Work instructions: Gather from the listing below each line that includes the word "axis", and copy it.

(Figure content listings)
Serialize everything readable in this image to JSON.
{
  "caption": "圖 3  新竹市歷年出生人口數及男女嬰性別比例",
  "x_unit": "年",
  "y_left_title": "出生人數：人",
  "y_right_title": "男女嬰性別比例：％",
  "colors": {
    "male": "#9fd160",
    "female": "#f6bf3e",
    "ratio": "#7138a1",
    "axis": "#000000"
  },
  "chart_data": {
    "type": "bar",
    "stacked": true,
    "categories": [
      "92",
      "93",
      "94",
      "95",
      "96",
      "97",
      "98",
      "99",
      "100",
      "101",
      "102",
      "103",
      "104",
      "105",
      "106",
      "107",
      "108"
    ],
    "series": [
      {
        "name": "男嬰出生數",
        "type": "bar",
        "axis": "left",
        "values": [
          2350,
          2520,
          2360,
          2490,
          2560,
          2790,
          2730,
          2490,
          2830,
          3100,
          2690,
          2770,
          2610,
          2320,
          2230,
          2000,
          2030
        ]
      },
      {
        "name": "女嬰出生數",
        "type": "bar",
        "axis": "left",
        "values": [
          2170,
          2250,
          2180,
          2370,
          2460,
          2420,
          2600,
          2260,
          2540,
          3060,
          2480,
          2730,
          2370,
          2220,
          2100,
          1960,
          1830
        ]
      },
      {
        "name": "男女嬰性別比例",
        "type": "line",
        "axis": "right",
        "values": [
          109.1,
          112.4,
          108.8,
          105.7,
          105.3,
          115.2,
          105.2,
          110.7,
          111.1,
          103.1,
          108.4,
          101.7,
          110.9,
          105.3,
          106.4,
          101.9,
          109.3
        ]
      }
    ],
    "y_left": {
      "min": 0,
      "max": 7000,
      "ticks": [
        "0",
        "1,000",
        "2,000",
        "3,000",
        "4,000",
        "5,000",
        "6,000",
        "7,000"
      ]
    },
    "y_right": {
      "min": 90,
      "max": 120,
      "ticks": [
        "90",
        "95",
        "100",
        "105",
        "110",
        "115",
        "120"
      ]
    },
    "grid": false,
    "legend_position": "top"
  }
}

Exercise result:
    "axis": "#000000"
        "axis": "left",
        "axis": "left",
        "axis": "right",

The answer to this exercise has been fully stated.